━━━━━ STORED ROWS ━━━━━

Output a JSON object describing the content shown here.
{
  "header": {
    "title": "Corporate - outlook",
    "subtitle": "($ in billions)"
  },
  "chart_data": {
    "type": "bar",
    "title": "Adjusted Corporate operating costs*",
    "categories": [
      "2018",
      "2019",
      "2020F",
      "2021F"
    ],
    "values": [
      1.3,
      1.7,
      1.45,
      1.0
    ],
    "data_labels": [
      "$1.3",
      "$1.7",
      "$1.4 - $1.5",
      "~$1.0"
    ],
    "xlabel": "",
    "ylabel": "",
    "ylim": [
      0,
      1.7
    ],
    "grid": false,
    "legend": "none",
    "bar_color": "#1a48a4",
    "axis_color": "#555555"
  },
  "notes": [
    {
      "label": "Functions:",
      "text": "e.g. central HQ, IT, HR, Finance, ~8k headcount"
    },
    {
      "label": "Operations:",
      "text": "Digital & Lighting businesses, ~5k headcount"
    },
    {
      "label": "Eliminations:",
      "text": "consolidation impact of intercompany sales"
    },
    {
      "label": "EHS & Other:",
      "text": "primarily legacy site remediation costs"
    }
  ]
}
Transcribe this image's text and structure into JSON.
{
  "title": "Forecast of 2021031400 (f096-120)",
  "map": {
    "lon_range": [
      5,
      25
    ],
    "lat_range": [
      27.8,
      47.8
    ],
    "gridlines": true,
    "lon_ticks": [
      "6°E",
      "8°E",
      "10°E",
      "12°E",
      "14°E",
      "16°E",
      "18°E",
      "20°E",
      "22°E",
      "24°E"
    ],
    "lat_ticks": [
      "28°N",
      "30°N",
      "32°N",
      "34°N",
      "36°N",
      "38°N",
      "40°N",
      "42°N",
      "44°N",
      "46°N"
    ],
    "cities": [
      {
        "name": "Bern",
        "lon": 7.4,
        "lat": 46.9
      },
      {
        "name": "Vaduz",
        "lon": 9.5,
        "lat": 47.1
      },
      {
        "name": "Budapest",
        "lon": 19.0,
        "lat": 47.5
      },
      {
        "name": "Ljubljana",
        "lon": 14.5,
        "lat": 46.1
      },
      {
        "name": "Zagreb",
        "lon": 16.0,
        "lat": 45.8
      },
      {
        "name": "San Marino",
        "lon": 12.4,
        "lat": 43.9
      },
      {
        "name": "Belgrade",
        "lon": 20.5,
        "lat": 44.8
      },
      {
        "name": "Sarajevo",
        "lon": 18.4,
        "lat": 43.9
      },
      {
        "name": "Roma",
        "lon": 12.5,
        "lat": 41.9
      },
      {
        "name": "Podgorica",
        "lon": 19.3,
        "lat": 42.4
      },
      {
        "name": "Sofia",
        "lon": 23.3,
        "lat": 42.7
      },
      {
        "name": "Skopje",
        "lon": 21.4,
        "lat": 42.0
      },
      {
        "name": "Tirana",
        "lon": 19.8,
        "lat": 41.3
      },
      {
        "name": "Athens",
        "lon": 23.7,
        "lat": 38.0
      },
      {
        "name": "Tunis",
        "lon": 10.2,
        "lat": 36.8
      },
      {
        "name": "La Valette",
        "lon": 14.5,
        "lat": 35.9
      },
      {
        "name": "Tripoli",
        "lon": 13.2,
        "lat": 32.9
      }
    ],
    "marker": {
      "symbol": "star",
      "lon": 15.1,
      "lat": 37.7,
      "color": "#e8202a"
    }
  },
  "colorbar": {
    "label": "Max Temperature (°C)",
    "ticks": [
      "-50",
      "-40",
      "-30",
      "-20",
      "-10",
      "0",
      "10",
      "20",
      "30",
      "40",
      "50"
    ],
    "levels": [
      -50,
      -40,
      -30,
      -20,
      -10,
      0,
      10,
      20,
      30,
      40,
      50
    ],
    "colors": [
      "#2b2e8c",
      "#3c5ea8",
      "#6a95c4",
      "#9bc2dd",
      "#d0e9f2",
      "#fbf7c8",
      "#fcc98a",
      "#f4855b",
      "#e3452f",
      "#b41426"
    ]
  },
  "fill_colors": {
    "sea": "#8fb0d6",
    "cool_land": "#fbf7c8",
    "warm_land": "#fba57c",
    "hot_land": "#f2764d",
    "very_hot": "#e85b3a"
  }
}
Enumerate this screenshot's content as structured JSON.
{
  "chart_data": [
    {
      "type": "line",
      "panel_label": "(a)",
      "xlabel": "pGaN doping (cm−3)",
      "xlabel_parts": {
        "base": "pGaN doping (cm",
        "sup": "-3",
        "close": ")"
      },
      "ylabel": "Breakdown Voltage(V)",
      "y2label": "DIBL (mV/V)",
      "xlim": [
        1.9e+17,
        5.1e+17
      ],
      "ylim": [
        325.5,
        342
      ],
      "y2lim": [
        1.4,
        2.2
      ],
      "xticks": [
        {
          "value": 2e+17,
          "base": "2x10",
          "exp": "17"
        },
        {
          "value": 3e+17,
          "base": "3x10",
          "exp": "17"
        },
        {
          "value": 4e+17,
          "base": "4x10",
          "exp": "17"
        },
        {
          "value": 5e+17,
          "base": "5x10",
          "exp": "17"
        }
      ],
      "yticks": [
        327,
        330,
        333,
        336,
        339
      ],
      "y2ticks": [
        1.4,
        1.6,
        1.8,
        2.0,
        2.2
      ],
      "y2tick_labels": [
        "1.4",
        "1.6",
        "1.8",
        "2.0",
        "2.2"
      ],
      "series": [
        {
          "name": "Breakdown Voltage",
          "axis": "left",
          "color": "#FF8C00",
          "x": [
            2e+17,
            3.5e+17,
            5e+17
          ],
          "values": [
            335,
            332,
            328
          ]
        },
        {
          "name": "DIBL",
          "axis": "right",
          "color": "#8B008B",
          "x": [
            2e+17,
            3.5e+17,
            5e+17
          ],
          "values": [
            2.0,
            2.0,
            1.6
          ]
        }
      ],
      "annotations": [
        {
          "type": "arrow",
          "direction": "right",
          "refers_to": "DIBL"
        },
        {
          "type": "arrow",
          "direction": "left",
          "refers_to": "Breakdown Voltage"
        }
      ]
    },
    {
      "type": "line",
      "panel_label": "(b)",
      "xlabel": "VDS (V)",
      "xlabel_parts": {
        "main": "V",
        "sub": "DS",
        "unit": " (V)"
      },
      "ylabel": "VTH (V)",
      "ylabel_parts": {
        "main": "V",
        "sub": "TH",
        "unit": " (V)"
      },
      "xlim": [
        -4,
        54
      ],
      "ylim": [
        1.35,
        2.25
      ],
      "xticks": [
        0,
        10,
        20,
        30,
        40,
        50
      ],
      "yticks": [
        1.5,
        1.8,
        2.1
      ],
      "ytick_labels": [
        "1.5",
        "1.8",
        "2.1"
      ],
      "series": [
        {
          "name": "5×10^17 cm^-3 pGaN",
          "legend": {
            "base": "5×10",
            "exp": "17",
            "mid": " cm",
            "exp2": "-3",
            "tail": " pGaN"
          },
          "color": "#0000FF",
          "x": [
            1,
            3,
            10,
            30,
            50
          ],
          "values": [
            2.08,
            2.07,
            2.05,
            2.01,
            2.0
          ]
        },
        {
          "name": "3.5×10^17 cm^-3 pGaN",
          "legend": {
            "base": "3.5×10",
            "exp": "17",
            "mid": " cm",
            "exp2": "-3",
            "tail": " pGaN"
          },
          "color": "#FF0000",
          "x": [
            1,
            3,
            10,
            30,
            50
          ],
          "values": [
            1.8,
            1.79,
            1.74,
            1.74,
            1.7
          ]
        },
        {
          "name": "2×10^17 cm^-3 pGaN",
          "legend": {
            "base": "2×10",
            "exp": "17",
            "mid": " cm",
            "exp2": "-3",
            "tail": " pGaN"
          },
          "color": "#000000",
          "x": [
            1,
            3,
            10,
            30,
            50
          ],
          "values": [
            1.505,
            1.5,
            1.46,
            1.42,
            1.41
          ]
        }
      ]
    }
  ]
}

━━━━━

* PROBLEM TO SOLVE *
Print every entry exactly as written.

* SOLUTION TO THE PROBLEM *
Output a JSON object describing the content shown here.
{
  "header": {
    "title": "Corporate - outlook",
    "subtitle": "($ in billions)"
  },
  "chart_data": {
    "type": "bar",
    "title": "Adjusted Corporate operating costs*",
    "categories": [
      "2018",
      "2019",
      "2020F",
      "2021F"
    ],
    "values": [
      1.3,
      1.7,
      1.45,
      1.0
    ],
    "data_labels": [
      "$1.3",
      "$1.7",
      "$1.4 - $1.5",
      "~$1.0"
    ],
    "xlabel": "",
    "ylabel": "",
    "ylim": [
      0,
      1.7
    ],
    "grid": false,
    "legend": "none",
    "bar_color": "#1a48a4",
    "axis_color": "#555555"
  },
  "notes": [
    {
      "label": "Functions:",
      "text": "e.g. central HQ, IT, HR, Finance, ~8k headcount"
    },
    {
      "label": "Operations:",
      "text": "Digital & Lighting businesses, ~5k headcount"
    },
    {
      "label": "Eliminations:",
      "text": "consolidation impact of intercompany sales"
    },
    {
      "label": "EHS & Other:",
      "text": "primarily legacy site remediation costs"
    }
  ]
}
Transcribe this image's text and structure into JSON.
{
  "title": "Forecast of 2021031400 (f096-120)",
  "map": {
    "lon_range": [
      5,
      25
    ],
    "lat_range": [
      27.8,
      47.8
    ],
    "gridlines": true,
    "lon_ticks": [
      "6°E",
      "8°E",
      "10°E",
      "12°E",
      "14°E",
      "16°E",
      "18°E",
      "20°E",
      "22°E",
      "24°E"
    ],
    "lat_ticks": [
      "28°N",
      "30°N",
      "32°N",
      "34°N",
      "36°N",
      "38°N",
      "40°N",
      "42°N",
      "44°N",
      "46°N"
    ],
    "cities": [
      {
        "name": "Bern",
        "lon": 7.4,
        "lat": 46.9
      },
      {
        "name": "Vaduz",
        "lon": 9.5,
        "lat": 47.1
      },
      {
        "name": "Budapest",
        "lon": 19.0,
        "lat": 47.5
      },
      {
        "name": "Ljubljana",
        "lon": 14.5,
        "lat": 46.1
      },
      {
        "name": "Zagreb",
        "lon": 16.0,
        "lat": 45.8
      },
      {
        "name": "San Marino",
        "lon": 12.4,
        "lat": 43.9
      },
      {
        "name": "Belgrade",
        "lon": 20.5,
        "lat": 44.8
      },
      {
        "name": "Sarajevo",
        "lon": 18.4,
        "lat": 43.9
      },
      {
        "name": "Roma",
        "lon": 12.5,
        "lat": 41.9
      },
      {
        "name": "Podgorica",
        "lon": 19.3,
        "lat": 42.4
      },
      {
        "name": "Sofia",
        "lon": 23.3,
        "lat": 42.7
      },
      {
        "name": "Skopje",
        "lon": 21.4,
        "lat": 42.0
      },
      {
        "name": "Tirana",
        "lon": 19.8,
        "lat": 41.3
      },
      {
        "name": "Athens",
        "lon": 23.7,
        "lat": 38.0
      },
      {
        "name": "Tunis",
        "lon": 10.2,
        "lat": 36.8
      },
      {
        "name": "La Valette",
        "lon": 14.5,
        "lat": 35.9
      },
      {
        "name": "Tripoli",
        "lon": 13.2,
        "lat": 32.9
      }
    ],
    "marker": {
      "symbol": "star",
      "lon": 15.1,
      "lat": 37.7,
      "color": "#e8202a"
    }
  },
  "colorbar": {
    "label": "Max Temperature (°C)",
    "ticks": [
      "-50",
      "-40",
      "-30",
      "-20",
      "-10",
      "0",
      "10",
      "20",
      "30",
      "40",
      "50"
    ],
    "levels": [
      -50,
      -40,
      -30,
      -20,
      -10,
      0,
      10,
      20,
      30,
      40,
      50
    ],
    "colors": [
      "#2b2e8c",
      "#3c5ea8",
      "#6a95c4",
      "#9bc2dd",
      "#d0e9f2",
      "#fbf7c8",
      "#fcc98a",
      "#f4855b",
      "#e3452f",
      "#b41426"
    ]
  },
  "fill_colors": {
    "sea": "#8fb0d6",
    "cool_land": "#fbf7c8",
    "warm_land": "#fba57c",
    "hot_land": "#f2764d",
    "very_hot": "#e85b3a"
  }
}
Enumerate this screenshot's content as structured JSON.
{
  "chart_data": [
    {
      "type": "line",
      "panel_label": "(a)",
      "xlabel": "pGaN doping (cm−3)",
      "xlabel_parts": {
        "base": "pGaN doping (cm",
        "sup": "-3",
        "close": ")"
      },
      "ylabel": "Breakdown Voltage(V)",
      "y2label": "DIBL (mV/V)",
      "xlim": [
        1.9e+17,
        5.1e+17
      ],
      "ylim": [
        325.5,
        342
      ],
      "y2lim": [
        1.4,
        2.2
      ],
      "xticks": [
        {
          "value": 2e+17,
          "base": "2x10",
          "exp": "17"
        },
        {
          "value": 3e+17,
          "base": "3x10",
          "exp": "17"
        },
        {
          "value": 4e+17,
          "base": "4x10",
          "exp": "17"
        },
        {
          "value": 5e+17,
          "base": "5x10",
          "exp": "17"
        }
      ],
      "yticks": [
        327,
        330,
        333,
        336,
        339
      ],
      "y2ticks": [
        1.4,
        1.6,
        1.8,
        2.0,
        2.2
      ],
      "y2tick_labels": [
        "1.4",
        "1.6",
        "1.8",
        "2.0",
        "2.2"
      ],
      "series": [
        {
          "name": "Breakdown Voltage",
          "axis": "left",
          "color": "#FF8C00",
          "x": [
            2e+17,
            3.5e+17,
            5e+17
          ],
          "values": [
            335,
            332,
            328
          ]
        },
        {
          "name": "DIBL",
          "axis": "right",
          "color": "#8B008B",
          "x": [
            2e+17,
            3.5e+17,
            5e+17
          ],
          "values": [
            2.0,
            2.0,
            1.6
          ]
        }
      ],
      "annotations": [
        {
          "type": "arrow",
          "direction": "right",
          "refers_to": "DIBL"
        },
        {
          "type": "arrow",
          "direction": "left",
          "refers_to": "Breakdown Voltage"
        }
      ]
    },
    {
      "type": "line",
      "panel_label": "(b)",
      "xlabel": "VDS (V)",
      "xlabel_parts": {
        "main": "V",
        "sub": "DS",
        "unit": " (V)"
      },
      "ylabel": "VTH (V)",
      "ylabel_parts": {
        "main": "V",
        "sub": "TH",
        "unit": " (V)"
      },
      "xlim": [
        -4,
        54
      ],
      "ylim": [
        1.35,
        2.25
      ],
      "xticks": [
        0,
        10,
        20,
        30,
        40,
        50
      ],
      "yticks": [
        1.5,
        1.8,
        2.1
      ],
      "ytick_labels": [
        "1.5",
        "1.8",
        "2.1"
      ],
      "series": [
        {
          "name": "5×10^17 cm^-3 pGaN",
          "legend": {
            "base": "5×10",
            "exp": "17",
            "mid": " cm",
            "exp2": "-3",
            "tail": " pGaN"
          },
          "color": "#0000FF",
          "x": [
            1,
            3,
            10,
            30,
            50
          ],
          "values": [
            2.08,
            2.07,
            2.05,
            2.01,
            2.0
          ]
        },
        {
          "name": "3.5×10^17 cm^-3 pGaN",
          "legend": {
            "base": "3.5×10",
            "exp": "17",
            "mid": " cm",
            "exp2": "-3",
            "tail": " pGaN"
          },
          "color": "#FF0000",
          "x": [
            1,
            3,
            10,
            30,
            50
          ],
          "values": [
            1.8,
            1.79,
            1.74,
            1.74,
            1.7
          ]
        },
        {
          "name": "2×10^17 cm^-3 pGaN",
          "legend": {
            "base": "2×10",
            "exp": "17",
            "mid": " cm",
            "exp2": "-3",
            "tail": " pGaN"
          },
          "color": "#000000",
          "x": [
            1,
            3,
            10,
            30,
            50
          ],
          "values": [
            1.505,
            1.5,
            1.46,
            1.42,
            1.41
          ]
        }
      ]
    }
  ]
}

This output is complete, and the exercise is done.